What the task requires: Search the listing for "DuoTe" and copy every line where it appears.

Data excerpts
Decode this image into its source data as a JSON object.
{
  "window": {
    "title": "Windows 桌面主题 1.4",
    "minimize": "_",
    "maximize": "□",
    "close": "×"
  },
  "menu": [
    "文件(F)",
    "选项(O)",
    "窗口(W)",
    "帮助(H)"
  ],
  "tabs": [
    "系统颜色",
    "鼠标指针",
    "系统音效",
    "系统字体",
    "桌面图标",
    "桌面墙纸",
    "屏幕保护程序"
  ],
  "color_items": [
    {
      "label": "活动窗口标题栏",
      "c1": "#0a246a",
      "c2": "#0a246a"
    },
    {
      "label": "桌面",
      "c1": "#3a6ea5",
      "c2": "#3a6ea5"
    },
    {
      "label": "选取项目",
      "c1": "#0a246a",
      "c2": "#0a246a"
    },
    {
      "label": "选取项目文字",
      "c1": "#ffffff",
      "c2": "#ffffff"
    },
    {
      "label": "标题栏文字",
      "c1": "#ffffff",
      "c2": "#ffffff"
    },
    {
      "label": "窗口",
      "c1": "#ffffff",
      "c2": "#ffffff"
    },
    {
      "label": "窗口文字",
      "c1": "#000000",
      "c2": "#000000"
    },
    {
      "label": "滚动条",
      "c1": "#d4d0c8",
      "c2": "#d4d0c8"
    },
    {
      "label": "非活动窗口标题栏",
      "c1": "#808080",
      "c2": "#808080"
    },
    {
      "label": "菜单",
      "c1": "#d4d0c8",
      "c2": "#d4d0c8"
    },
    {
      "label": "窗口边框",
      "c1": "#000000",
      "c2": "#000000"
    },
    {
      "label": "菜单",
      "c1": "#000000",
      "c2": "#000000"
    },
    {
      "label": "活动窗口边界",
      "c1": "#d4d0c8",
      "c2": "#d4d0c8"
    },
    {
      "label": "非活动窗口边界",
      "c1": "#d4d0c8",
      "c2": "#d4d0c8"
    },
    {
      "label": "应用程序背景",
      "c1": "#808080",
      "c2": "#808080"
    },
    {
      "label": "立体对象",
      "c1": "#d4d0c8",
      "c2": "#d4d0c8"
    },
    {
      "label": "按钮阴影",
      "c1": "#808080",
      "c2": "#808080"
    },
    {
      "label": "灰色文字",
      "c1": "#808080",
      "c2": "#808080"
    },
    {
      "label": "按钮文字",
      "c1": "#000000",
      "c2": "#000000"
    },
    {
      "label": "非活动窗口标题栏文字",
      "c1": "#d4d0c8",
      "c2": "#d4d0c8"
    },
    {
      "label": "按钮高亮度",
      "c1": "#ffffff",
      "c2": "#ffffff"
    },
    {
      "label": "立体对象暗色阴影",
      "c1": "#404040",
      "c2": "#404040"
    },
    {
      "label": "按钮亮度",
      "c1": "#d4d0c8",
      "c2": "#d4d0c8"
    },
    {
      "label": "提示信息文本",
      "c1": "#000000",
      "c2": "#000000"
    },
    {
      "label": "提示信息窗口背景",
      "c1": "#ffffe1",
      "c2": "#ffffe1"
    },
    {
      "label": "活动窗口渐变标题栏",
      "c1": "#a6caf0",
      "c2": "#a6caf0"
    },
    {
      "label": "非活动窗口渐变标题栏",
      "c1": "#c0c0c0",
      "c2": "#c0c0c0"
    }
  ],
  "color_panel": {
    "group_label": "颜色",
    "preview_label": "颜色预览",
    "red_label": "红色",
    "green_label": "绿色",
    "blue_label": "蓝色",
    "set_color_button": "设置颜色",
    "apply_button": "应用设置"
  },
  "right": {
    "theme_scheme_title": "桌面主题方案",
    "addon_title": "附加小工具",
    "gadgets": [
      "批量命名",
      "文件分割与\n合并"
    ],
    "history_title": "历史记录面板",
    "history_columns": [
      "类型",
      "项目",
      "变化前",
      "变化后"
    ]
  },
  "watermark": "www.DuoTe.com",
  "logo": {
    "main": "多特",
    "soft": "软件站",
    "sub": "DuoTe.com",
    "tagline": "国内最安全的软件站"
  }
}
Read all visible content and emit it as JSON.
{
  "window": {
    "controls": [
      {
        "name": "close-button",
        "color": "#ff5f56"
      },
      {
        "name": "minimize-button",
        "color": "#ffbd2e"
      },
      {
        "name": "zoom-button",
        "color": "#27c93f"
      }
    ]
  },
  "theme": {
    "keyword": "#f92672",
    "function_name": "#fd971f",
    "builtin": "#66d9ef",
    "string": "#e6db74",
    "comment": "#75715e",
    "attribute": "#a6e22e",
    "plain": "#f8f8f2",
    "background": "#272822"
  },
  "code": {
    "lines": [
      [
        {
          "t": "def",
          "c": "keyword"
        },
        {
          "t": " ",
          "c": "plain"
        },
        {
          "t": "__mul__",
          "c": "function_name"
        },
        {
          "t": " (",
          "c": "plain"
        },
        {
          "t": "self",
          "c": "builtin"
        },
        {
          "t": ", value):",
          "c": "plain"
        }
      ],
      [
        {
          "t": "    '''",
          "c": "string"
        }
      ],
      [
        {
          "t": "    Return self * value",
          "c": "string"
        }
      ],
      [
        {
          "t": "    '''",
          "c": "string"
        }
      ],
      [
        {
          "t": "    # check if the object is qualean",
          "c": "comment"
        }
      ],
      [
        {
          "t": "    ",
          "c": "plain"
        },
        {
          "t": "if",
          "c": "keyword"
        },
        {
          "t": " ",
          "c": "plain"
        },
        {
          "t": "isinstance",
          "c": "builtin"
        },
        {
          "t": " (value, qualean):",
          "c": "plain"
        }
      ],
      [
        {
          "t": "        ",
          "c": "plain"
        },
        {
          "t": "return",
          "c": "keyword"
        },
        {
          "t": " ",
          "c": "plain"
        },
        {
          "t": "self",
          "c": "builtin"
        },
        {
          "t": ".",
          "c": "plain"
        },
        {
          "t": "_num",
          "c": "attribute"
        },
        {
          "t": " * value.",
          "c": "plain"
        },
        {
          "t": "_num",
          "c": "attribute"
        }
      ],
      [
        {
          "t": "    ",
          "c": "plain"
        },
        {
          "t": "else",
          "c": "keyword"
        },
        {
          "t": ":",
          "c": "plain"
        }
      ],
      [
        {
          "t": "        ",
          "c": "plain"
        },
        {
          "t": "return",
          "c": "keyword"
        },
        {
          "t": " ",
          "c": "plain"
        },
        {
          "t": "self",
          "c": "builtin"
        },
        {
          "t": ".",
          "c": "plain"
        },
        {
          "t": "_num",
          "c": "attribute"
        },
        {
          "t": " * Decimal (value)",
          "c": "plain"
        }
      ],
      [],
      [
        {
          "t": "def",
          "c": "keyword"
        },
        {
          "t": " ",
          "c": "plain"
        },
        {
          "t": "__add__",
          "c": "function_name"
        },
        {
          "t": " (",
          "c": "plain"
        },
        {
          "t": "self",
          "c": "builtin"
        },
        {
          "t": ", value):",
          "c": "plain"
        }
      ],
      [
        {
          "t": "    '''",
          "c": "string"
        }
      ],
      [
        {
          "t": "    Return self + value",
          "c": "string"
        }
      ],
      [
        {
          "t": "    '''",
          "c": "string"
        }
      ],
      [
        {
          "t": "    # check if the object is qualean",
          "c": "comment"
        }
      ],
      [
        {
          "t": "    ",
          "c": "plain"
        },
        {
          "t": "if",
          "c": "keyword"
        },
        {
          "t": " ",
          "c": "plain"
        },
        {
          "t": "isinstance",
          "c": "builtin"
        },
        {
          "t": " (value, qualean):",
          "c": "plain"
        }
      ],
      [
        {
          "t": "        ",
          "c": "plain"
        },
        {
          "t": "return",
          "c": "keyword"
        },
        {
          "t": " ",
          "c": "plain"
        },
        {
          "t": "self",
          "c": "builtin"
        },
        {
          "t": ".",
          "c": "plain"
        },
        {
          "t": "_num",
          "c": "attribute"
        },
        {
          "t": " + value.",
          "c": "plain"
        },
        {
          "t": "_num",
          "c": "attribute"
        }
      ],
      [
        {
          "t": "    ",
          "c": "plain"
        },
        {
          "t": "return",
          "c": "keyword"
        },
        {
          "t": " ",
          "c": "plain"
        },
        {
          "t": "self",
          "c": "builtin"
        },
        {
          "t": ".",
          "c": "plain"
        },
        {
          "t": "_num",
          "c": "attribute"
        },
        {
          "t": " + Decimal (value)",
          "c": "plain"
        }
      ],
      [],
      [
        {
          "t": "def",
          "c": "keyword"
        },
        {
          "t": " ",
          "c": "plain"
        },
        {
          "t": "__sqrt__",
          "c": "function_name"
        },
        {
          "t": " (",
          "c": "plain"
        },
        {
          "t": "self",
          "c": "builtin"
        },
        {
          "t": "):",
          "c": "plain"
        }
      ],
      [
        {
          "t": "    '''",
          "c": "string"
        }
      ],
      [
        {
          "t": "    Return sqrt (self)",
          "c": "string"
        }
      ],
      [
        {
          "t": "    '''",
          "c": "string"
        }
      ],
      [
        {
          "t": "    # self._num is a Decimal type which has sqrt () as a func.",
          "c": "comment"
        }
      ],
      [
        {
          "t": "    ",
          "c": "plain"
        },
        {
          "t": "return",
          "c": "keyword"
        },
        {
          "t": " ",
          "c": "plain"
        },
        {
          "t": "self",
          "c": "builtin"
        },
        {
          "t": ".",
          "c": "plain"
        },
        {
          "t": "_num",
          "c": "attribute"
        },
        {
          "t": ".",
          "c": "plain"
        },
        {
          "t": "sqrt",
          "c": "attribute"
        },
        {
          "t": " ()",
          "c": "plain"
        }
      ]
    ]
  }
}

Task result:
  "watermark": "www.DuoTe.com",
    "sub": "DuoTe.com",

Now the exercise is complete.